** START OF SUPPLIED DATA **
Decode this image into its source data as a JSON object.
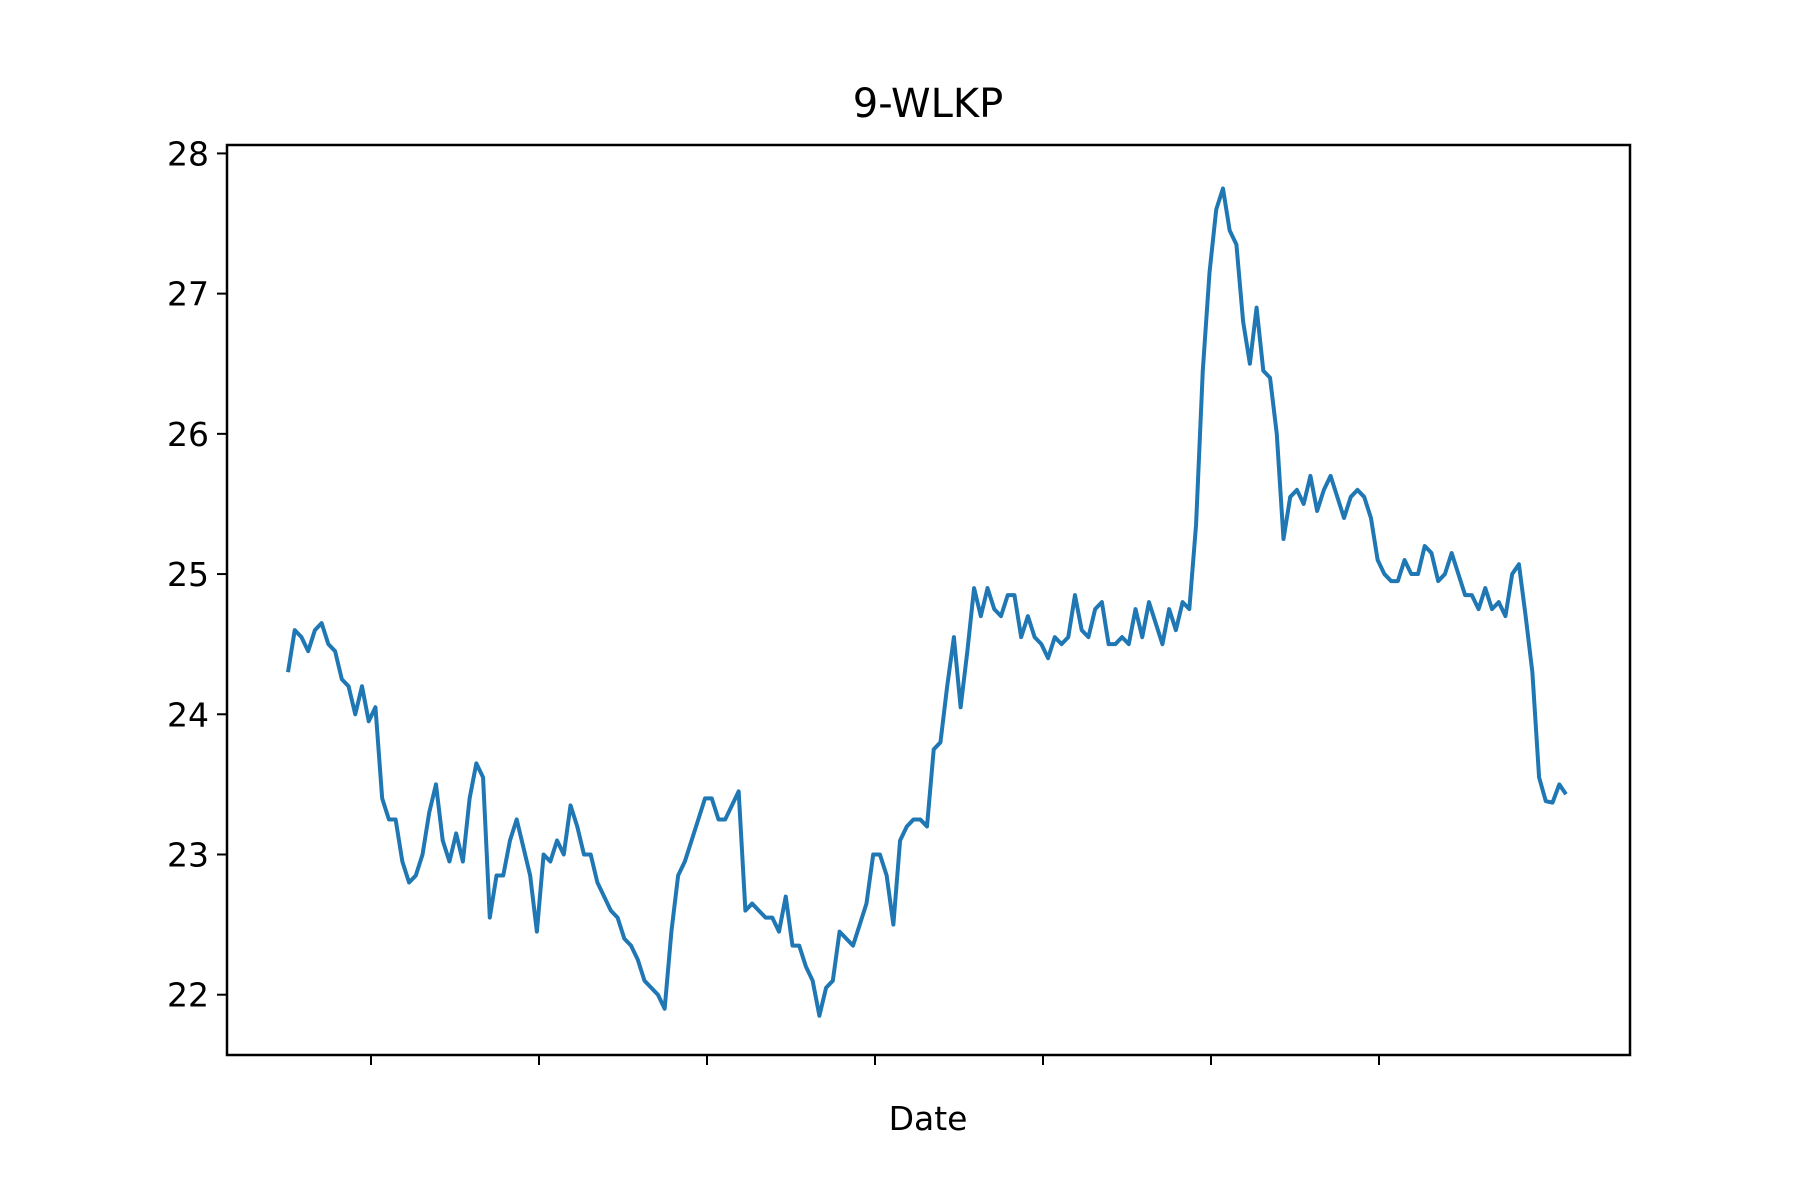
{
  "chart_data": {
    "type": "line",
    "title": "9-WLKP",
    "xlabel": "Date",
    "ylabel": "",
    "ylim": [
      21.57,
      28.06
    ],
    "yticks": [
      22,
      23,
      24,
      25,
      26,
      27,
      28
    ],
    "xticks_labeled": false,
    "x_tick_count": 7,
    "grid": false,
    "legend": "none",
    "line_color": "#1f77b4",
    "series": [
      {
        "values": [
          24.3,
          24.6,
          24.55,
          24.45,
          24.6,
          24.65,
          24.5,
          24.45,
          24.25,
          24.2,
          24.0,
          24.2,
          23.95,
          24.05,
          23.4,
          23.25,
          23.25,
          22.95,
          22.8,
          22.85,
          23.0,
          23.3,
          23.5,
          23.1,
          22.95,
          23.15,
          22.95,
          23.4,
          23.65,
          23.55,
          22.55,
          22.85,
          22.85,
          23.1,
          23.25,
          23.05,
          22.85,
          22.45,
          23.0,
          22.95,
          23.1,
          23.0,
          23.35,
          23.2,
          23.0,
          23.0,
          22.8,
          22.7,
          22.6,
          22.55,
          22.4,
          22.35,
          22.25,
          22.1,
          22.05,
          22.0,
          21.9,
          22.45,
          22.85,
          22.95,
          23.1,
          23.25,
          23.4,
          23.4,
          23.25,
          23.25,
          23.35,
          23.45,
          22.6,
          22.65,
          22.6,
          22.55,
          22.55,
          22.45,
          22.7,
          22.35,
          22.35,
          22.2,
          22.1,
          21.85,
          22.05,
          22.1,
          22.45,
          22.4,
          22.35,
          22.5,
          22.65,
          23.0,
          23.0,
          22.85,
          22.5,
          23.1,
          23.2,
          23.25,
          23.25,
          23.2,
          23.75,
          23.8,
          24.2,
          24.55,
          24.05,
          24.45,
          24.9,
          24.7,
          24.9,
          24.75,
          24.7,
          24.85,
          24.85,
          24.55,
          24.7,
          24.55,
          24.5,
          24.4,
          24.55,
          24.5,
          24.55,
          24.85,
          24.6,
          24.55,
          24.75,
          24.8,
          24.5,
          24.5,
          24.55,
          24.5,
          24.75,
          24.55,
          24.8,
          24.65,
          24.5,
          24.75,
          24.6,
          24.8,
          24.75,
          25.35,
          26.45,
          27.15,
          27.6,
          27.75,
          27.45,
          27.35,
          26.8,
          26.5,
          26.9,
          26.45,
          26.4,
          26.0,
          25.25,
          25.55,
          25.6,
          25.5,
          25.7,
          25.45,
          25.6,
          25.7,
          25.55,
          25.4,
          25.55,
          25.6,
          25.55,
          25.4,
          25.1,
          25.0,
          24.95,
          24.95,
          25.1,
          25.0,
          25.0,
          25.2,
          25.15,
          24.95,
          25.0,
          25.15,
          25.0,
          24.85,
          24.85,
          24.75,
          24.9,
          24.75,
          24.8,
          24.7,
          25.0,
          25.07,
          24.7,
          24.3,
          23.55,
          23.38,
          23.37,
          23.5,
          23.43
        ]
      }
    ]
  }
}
** END OF SUPPLIED DATA **
** START OF SUPPLIED DATA **
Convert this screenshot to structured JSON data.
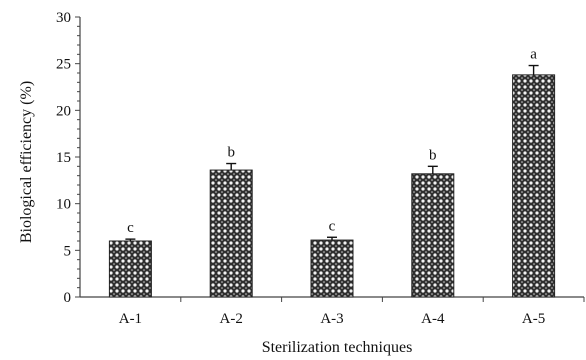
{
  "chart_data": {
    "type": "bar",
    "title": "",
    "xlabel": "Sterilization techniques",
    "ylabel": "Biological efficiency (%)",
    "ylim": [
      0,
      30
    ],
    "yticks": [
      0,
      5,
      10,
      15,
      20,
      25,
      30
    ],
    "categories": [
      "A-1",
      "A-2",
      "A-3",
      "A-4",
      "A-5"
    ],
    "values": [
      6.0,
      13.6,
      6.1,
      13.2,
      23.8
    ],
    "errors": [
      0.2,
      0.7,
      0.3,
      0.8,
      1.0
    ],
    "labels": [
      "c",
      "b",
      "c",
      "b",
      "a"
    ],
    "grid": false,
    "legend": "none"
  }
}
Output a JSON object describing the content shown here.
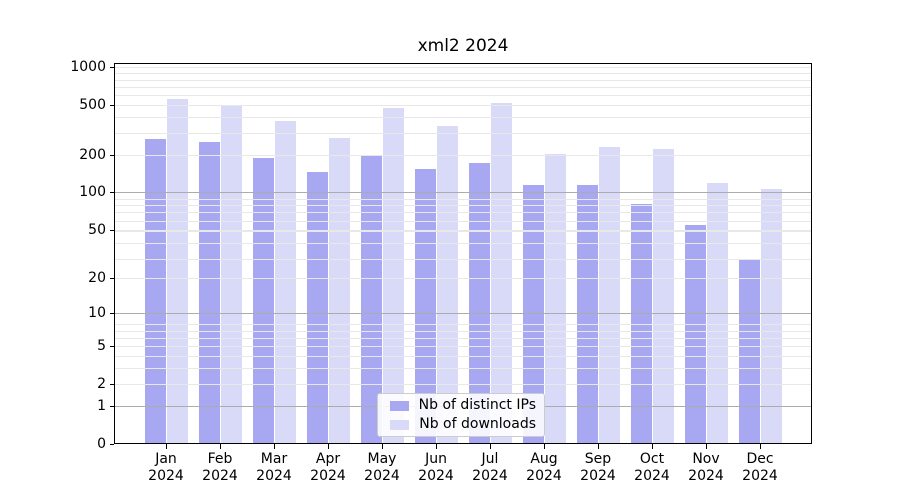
** END OF SUPPLIED DATA **
** START OF SUPPLIED DATA **
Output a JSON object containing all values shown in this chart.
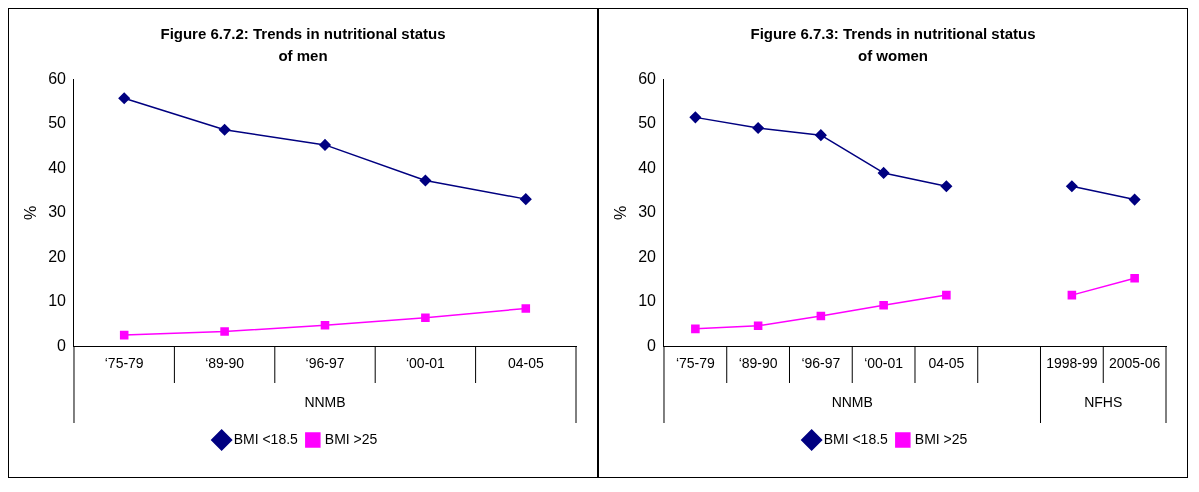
** END OF SUPPLIED DATA **
TASK BRIEF – Copy out all lines that carry the word "shown".

TASK SOLUTION –
Output a JSON object describing the content shown here.
Output a JSON object containing all values shown in this chart.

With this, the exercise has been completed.